• PROBLEM TO WORK ON: Below are some records; give them all again exactly, but not the pictures.

• DATA PROVIDED:
----

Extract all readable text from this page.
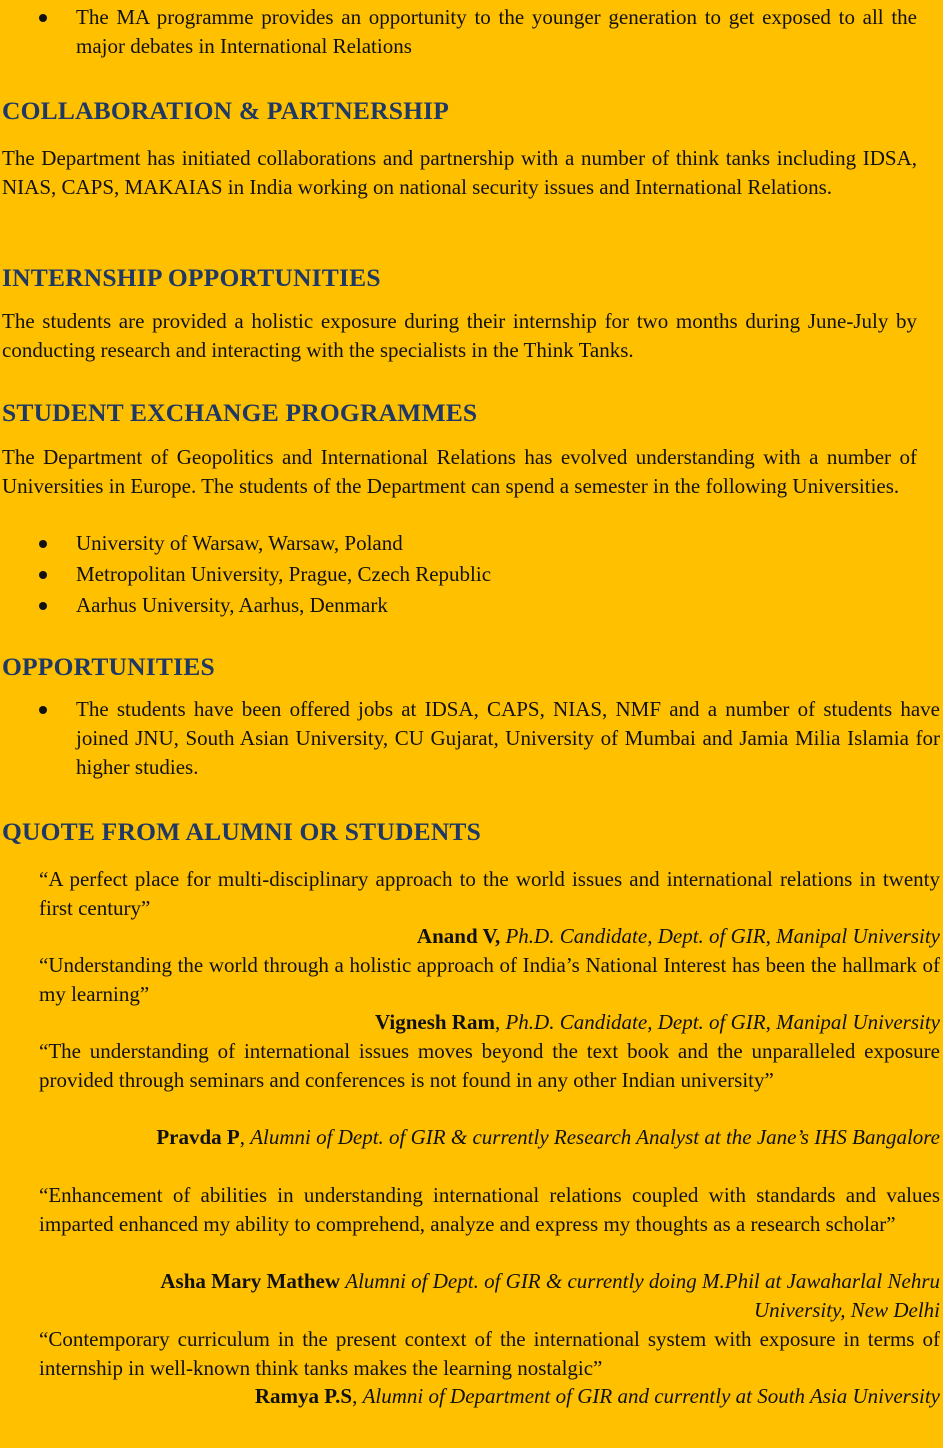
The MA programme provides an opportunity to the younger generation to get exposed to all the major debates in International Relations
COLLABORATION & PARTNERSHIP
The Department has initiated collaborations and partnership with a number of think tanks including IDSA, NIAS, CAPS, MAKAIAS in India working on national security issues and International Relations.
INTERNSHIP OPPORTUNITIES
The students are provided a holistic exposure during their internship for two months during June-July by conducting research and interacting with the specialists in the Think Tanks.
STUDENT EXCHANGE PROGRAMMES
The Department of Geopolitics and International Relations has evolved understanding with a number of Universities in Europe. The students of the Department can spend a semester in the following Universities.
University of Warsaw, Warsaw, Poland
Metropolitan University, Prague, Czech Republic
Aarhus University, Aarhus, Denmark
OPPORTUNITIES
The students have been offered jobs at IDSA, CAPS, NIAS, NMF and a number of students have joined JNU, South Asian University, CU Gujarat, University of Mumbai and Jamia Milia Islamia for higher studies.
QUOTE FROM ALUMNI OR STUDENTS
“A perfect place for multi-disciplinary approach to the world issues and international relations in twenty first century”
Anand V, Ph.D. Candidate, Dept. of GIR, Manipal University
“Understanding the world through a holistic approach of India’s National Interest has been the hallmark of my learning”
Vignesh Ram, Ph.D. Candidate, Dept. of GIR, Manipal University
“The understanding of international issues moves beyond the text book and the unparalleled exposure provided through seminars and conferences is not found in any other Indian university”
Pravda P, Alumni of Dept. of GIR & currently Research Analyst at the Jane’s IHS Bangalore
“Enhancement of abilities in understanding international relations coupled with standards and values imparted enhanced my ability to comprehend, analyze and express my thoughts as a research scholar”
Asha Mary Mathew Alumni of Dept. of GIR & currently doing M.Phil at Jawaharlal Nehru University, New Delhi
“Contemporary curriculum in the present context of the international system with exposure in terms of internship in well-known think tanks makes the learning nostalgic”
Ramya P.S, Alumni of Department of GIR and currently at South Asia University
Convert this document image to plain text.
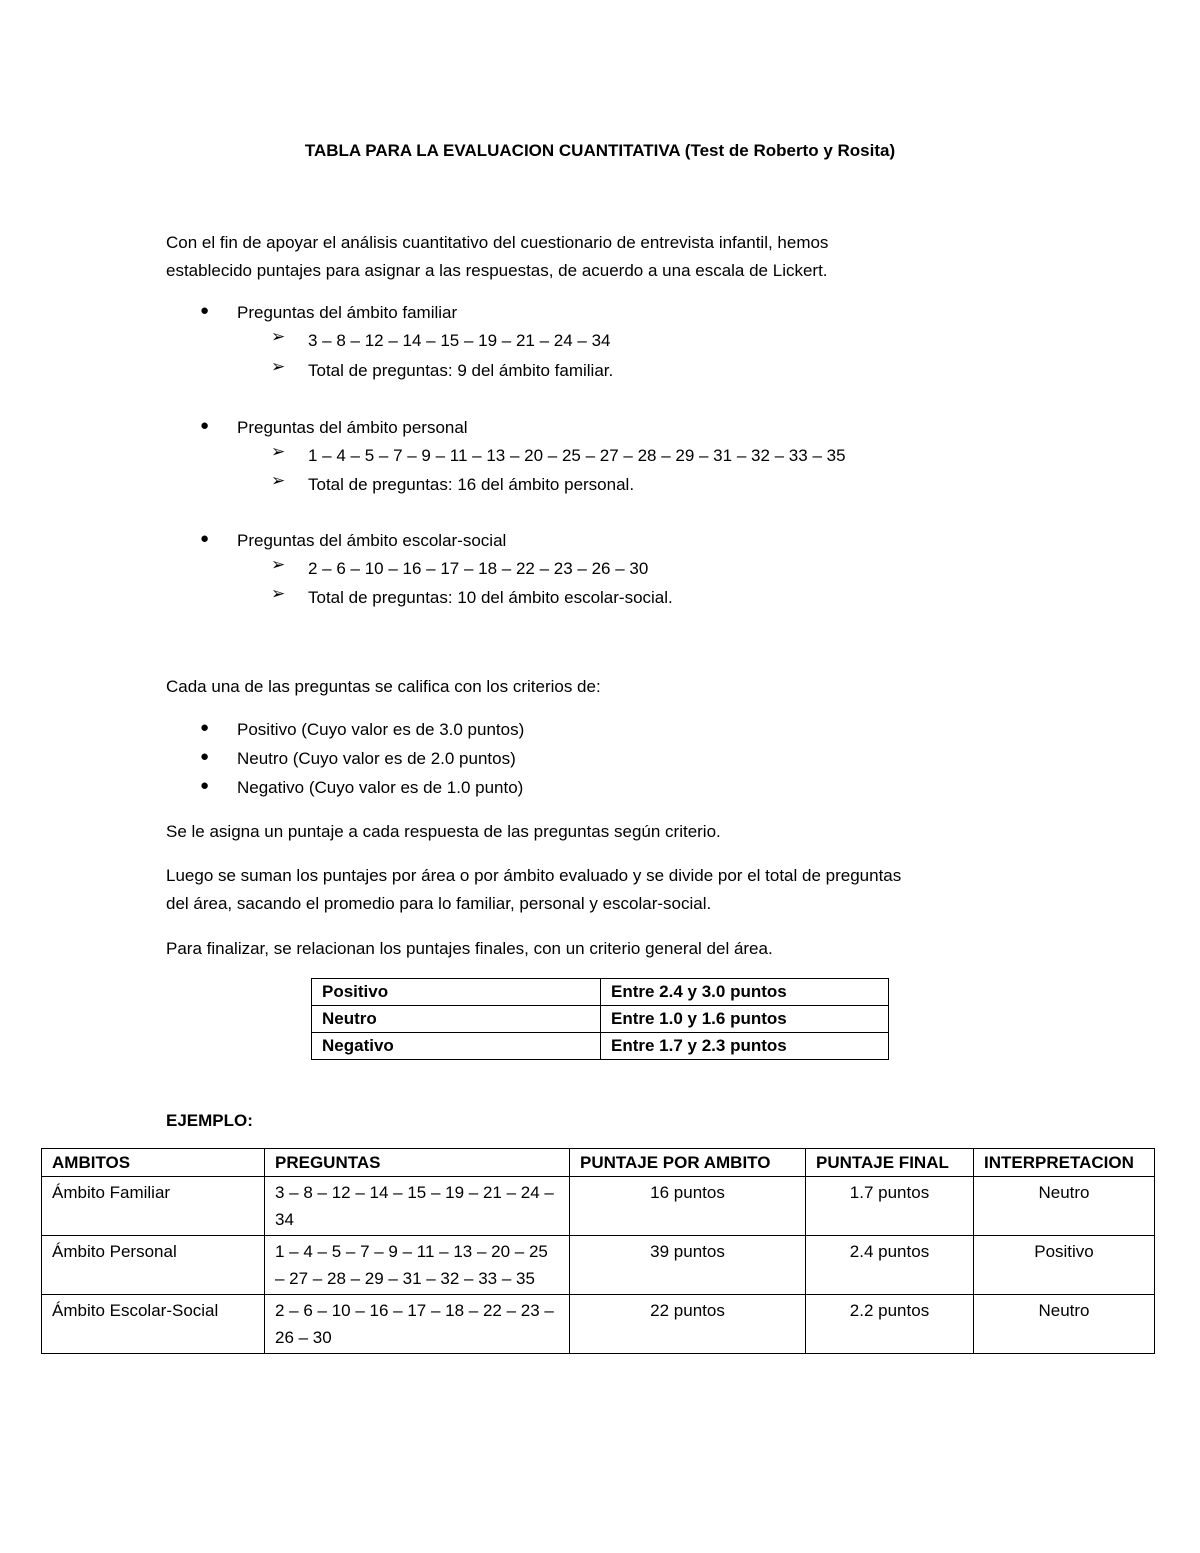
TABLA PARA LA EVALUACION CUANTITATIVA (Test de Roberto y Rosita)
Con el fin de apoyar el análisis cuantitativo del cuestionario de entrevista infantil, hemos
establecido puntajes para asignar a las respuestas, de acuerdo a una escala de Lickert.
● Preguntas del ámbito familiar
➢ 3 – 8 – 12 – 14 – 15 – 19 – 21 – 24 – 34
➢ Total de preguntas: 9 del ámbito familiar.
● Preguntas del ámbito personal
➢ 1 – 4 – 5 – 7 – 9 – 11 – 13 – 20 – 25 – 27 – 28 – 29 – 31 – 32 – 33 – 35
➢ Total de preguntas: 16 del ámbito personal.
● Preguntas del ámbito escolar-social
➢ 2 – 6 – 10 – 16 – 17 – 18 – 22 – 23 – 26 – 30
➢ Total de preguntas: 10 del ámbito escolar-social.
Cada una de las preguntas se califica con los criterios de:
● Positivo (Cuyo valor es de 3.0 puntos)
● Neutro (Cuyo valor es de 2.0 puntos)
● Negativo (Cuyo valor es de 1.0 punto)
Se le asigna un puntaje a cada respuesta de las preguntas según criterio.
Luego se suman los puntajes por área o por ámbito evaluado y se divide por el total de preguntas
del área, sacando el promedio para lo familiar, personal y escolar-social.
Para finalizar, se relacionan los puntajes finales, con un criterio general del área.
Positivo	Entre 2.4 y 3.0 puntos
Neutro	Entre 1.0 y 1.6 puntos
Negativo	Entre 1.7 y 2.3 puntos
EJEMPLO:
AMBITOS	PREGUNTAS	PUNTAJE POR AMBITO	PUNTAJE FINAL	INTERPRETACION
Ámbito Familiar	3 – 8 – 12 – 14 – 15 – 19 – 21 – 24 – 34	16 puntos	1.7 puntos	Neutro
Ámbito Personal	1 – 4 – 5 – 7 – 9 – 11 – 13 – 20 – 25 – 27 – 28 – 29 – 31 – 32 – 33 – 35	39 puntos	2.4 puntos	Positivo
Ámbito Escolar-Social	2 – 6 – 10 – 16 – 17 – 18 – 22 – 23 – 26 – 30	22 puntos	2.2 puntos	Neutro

----

• REPLY:
Extract all readable text from this page.
The MA programme provides an opportunity to the younger generation to get exposed to all the major debates in International Relations
COLLABORATION & PARTNERSHIP
The Department has initiated collaborations and partnership with a number of think tanks including IDSA, NIAS, CAPS, MAKAIAS in India working on national security issues and International Relations.
INTERNSHIP OPPORTUNITIES
The students are provided a holistic exposure during their internship for two months during June-July by conducting research and interacting with the specialists in the Think Tanks.
STUDENT EXCHANGE PROGRAMMES
The Department of Geopolitics and International Relations has evolved understanding with a number of Universities in Europe. The students of the Department can spend a semester in the following Universities.
University of Warsaw, Warsaw, Poland
Metropolitan University, Prague, Czech Republic
Aarhus University, Aarhus, Denmark
OPPORTUNITIES
The students have been offered jobs at IDSA, CAPS, NIAS, NMF and a number of students have joined JNU, South Asian University, CU Gujarat, University of Mumbai and Jamia Milia Islamia for higher studies.
QUOTE FROM ALUMNI OR STUDENTS
“A perfect place for multi-disciplinary approach to the world issues and international relations in twenty first century”
Anand V, Ph.D. Candidate, Dept. of GIR, Manipal University
“Understanding the world through a holistic approach of India’s National Interest has been the hallmark of my learning”
Vignesh Ram, Ph.D. Candidate, Dept. of GIR, Manipal University
“The understanding of international issues moves beyond the text book and the unparalleled exposure provided through seminars and conferences is not found in any other Indian university”
Pravda P, Alumni of Dept. of GIR & currently Research Analyst at the Jane’s IHS Bangalore
“Enhancement of abilities in understanding international relations coupled with standards and values imparted enhanced my ability to comprehend, analyze and express my thoughts as a research scholar”
Asha Mary Mathew Alumni of Dept. of GIR & currently doing M.Phil at Jawaharlal Nehru University, New Delhi
“Contemporary curriculum in the present context of the international system with exposure in terms of internship in well-known think tanks makes the learning nostalgic”
Ramya P.S, Alumni of Department of GIR and currently at South Asia University
Convert this document image to plain text.
TABLA PARA LA EVALUACION CUANTITATIVA (Test de Roberto y Rosita)
Con el fin de apoyar el análisis cuantitativo del cuestionario de entrevista infantil, hemos
establecido puntajes para asignar a las respuestas, de acuerdo a una escala de Lickert.
● Preguntas del ámbito familiar
➢ 3 – 8 – 12 – 14 – 15 – 19 – 21 – 24 – 34
➢ Total de preguntas: 9 del ámbito familiar.
● Preguntas del ámbito personal
➢ 1 – 4 – 5 – 7 – 9 – 11 – 13 – 20 – 25 – 27 – 28 – 29 – 31 – 32 – 33 – 35
➢ Total de preguntas: 16 del ámbito personal.
● Preguntas del ámbito escolar-social
➢ 2 – 6 – 10 – 16 – 17 – 18 – 22 – 23 – 26 – 30
➢ Total de preguntas: 10 del ámbito escolar-social.
Cada una de las preguntas se califica con los criterios de:
● Positivo (Cuyo valor es de 3.0 puntos)
● Neutro (Cuyo valor es de 2.0 puntos)
● Negativo (Cuyo valor es de 1.0 punto)
Se le asigna un puntaje a cada respuesta de las preguntas según criterio.
Luego se suman los puntajes por área o por ámbito evaluado y se divide por el total de preguntas
del área, sacando el promedio para lo familiar, personal y escolar-social.
Para finalizar, se relacionan los puntajes finales, con un criterio general del área.
Positivo	Entre 2.4 y 3.0 puntos
Neutro	Entre 1.0 y 1.6 puntos
Negativo	Entre 1.7 y 2.3 puntos
EJEMPLO:
AMBITOS	PREGUNTAS	PUNTAJE POR AMBITO	PUNTAJE FINAL	INTERPRETACION
Ámbito Familiar	3 – 8 – 12 – 14 – 15 – 19 – 21 – 24 – 34	16 puntos	1.7 puntos	Neutro
Ámbito Personal	1 – 4 – 5 – 7 – 9 – 11 – 13 – 20 – 25 – 27 – 28 – 29 – 31 – 32 – 33 – 35	39 puntos	2.4 puntos	Positivo
Ámbito Escolar-Social	2 – 6 – 10 – 16 – 17 – 18 – 22 – 23 – 26 – 30	22 puntos	2.2 puntos	Neutro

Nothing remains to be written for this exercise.